Gather all lines with "Diane" from the records.

(Data entries)
>>>>>
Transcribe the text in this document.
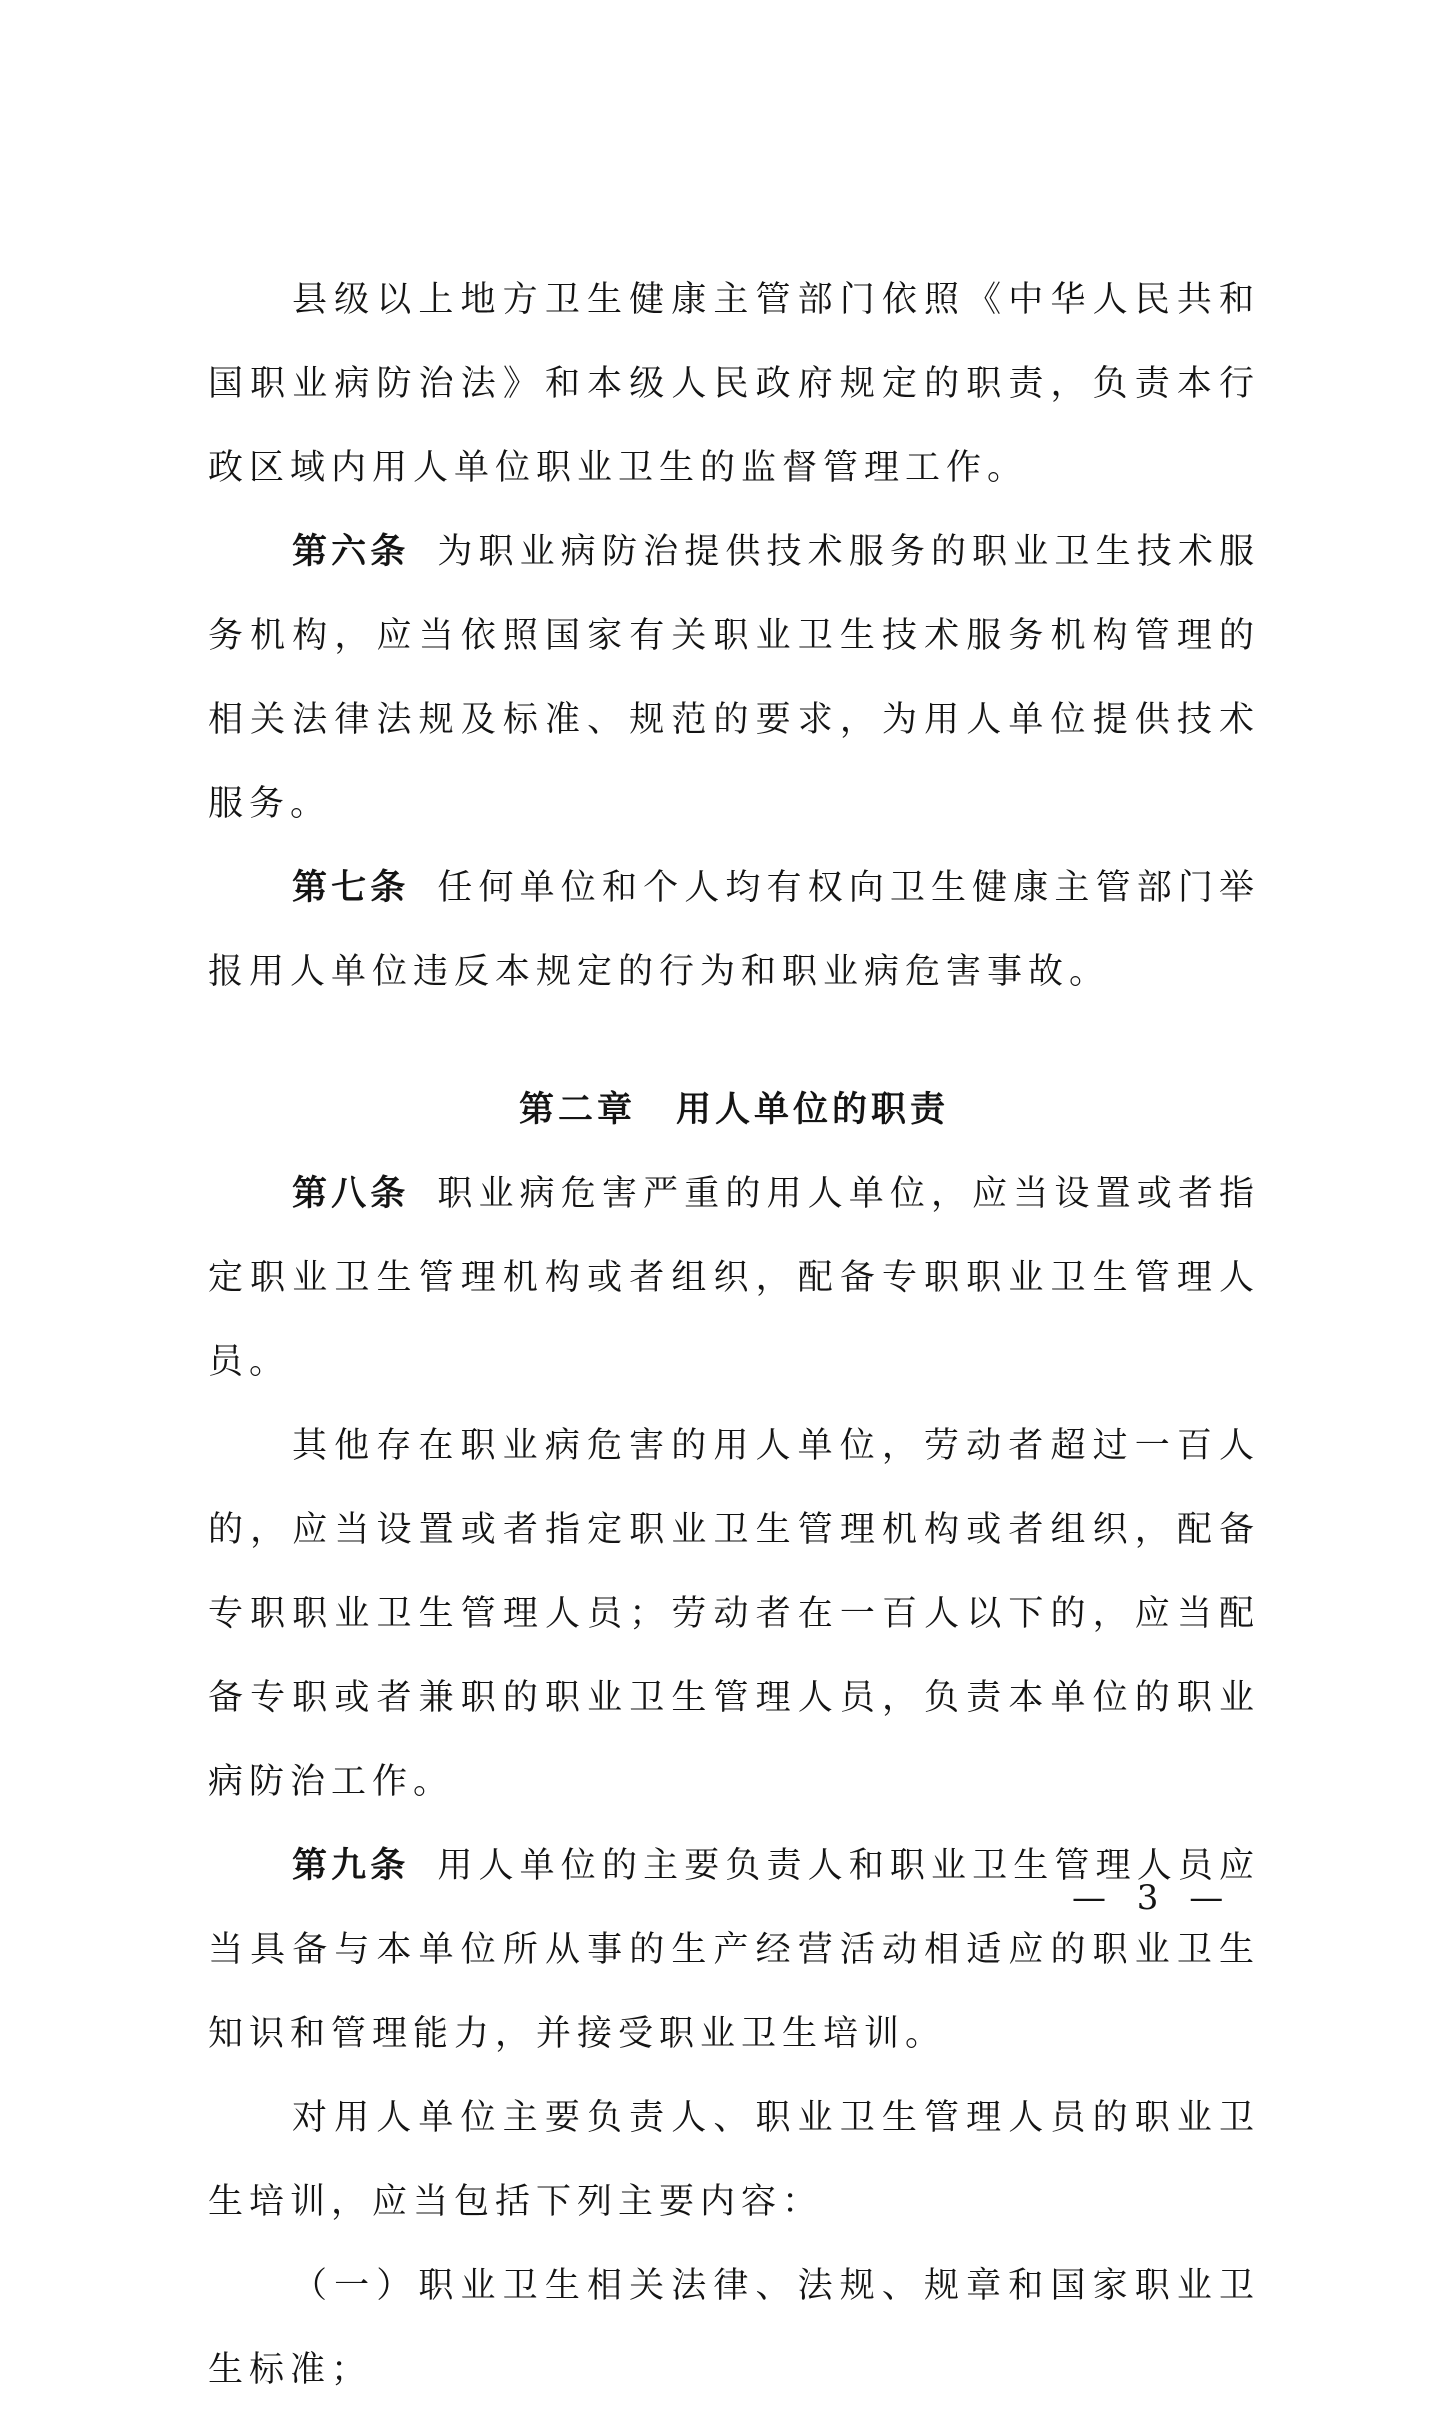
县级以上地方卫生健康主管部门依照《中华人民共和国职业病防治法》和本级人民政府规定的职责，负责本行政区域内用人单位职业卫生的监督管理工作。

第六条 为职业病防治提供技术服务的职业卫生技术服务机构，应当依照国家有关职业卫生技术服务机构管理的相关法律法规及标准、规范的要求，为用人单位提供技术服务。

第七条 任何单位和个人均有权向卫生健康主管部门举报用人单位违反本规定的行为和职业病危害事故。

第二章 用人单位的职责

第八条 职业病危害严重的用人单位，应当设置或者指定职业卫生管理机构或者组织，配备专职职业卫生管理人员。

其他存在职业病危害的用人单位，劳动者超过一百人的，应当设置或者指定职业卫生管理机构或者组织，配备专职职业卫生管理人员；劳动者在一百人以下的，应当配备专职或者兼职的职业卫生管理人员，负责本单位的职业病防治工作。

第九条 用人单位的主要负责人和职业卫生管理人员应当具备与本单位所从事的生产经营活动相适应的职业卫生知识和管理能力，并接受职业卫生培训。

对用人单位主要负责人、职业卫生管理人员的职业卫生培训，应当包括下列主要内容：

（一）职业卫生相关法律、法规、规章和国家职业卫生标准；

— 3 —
<<<<<
>>>>>
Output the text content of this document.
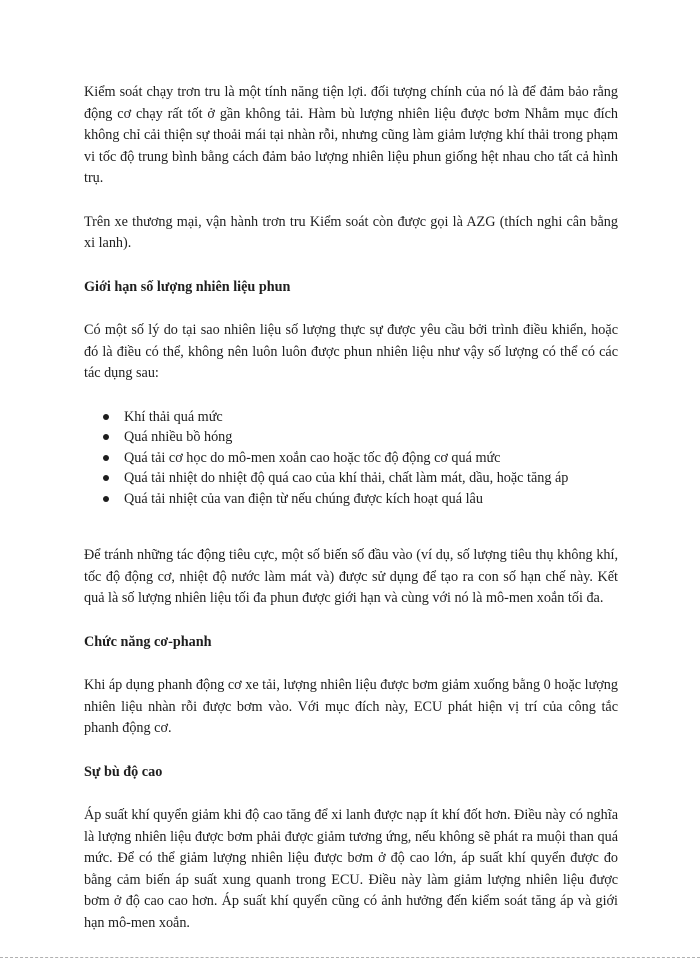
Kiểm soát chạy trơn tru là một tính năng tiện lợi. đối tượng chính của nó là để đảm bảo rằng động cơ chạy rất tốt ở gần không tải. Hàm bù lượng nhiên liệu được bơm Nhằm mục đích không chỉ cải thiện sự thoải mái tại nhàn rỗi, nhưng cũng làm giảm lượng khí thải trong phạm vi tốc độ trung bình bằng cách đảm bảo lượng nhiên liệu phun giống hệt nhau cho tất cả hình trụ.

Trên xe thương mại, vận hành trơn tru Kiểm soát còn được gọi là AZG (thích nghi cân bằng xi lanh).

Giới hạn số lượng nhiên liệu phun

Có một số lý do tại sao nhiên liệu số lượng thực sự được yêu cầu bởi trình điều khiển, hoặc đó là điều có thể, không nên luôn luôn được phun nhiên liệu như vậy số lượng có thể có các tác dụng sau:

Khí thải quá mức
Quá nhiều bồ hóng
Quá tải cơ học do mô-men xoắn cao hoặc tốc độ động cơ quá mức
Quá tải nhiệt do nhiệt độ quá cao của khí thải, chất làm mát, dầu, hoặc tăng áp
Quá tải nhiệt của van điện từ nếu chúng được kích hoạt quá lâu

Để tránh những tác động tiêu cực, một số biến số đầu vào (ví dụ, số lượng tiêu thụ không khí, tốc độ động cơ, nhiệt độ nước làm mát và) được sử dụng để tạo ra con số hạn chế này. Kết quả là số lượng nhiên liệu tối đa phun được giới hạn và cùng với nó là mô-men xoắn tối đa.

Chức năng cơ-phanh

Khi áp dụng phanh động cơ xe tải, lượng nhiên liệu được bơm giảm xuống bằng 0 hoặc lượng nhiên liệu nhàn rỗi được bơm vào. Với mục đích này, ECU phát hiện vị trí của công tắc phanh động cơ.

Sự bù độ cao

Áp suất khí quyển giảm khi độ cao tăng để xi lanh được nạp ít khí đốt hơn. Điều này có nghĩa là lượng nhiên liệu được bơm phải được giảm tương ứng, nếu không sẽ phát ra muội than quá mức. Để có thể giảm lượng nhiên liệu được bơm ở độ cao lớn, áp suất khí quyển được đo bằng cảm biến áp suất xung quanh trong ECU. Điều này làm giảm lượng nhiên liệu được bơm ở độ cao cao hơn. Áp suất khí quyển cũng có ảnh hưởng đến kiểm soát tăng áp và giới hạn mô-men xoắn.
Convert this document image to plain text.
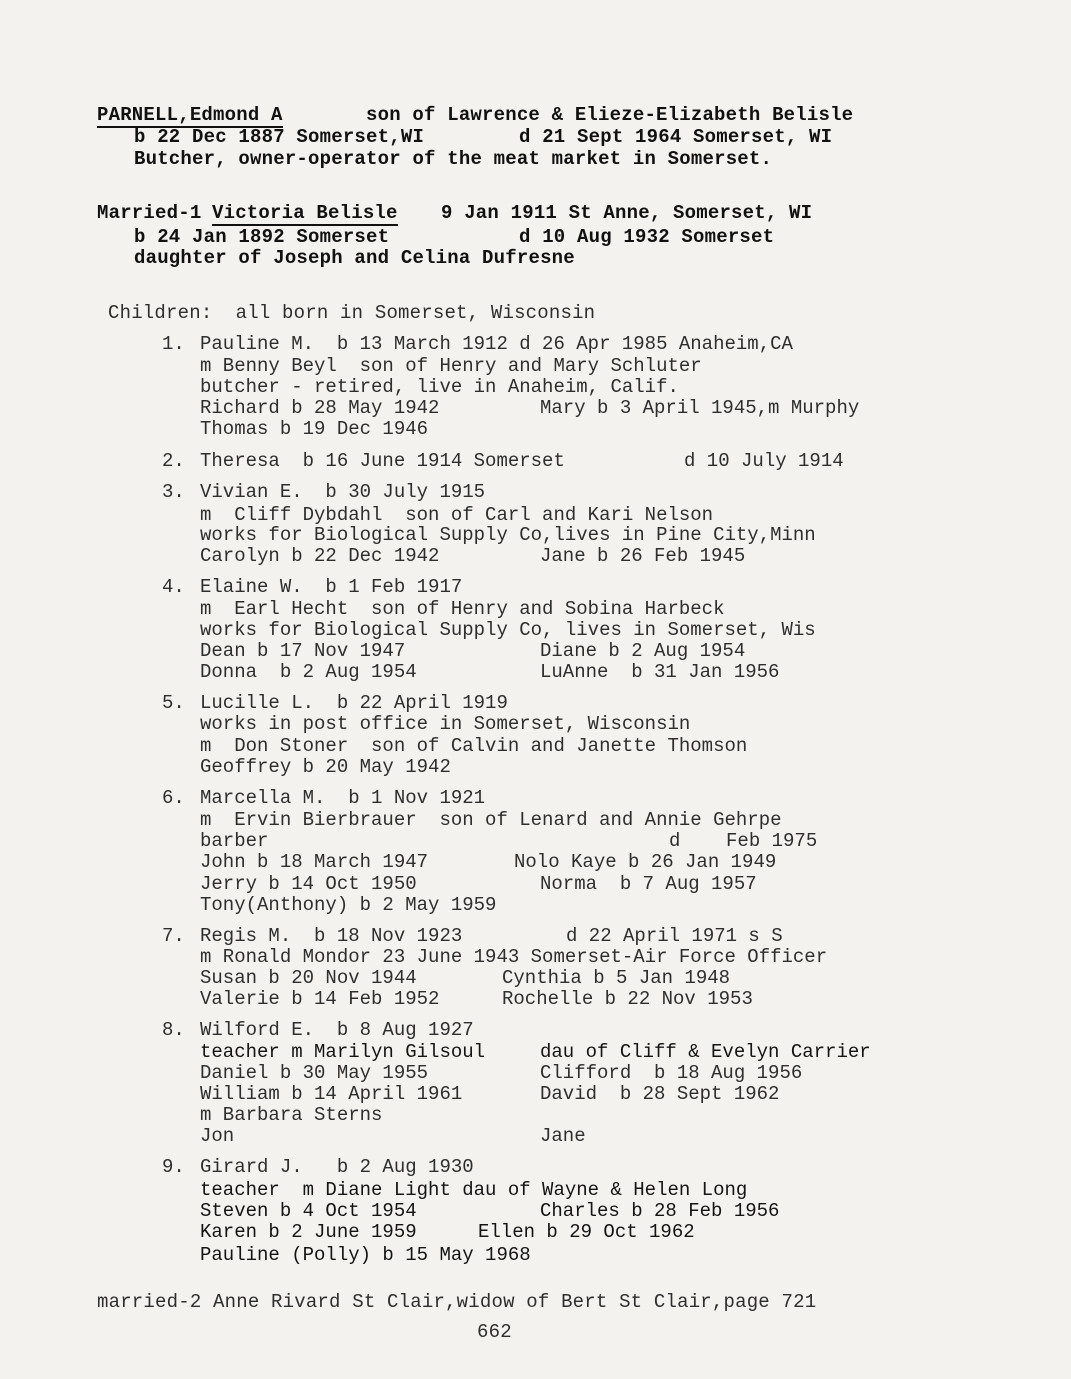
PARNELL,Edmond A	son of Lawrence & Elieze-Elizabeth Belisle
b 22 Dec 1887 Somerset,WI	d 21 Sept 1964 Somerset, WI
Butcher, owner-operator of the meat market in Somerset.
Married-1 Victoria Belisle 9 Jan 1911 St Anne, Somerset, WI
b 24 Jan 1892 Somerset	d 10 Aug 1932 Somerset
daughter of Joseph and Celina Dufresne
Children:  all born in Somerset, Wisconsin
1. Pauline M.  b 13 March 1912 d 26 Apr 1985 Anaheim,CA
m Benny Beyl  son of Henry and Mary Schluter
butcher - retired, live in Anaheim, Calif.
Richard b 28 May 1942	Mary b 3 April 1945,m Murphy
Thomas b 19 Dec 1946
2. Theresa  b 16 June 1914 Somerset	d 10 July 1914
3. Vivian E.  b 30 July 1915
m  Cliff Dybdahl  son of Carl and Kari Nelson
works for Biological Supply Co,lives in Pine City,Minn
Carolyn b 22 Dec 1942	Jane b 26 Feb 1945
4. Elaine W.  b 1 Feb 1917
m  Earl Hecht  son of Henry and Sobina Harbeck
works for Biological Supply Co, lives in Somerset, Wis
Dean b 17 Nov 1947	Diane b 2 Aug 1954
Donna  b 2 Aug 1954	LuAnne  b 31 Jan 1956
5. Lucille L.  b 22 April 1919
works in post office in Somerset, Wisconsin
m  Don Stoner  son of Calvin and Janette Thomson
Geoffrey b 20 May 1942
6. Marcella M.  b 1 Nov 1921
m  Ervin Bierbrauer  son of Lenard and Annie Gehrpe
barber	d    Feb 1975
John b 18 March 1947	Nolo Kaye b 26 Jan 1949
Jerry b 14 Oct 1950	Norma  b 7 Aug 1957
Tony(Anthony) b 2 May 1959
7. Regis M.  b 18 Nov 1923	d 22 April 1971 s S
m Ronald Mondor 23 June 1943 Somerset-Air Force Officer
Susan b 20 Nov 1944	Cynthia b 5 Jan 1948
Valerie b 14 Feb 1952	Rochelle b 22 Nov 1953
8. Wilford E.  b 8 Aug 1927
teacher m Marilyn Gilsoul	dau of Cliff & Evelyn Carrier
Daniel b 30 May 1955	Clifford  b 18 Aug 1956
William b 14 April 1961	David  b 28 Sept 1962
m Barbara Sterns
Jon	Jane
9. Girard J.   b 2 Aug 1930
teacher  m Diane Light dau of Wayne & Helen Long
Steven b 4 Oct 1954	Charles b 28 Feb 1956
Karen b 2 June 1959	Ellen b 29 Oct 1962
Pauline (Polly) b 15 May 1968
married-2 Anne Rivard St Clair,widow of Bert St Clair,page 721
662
<<<<<
* **Reply**
Dean b 17 Nov 1947	Diane b 2 Aug 1954
teacher  m Diane Light dau of Wayne & Helen Long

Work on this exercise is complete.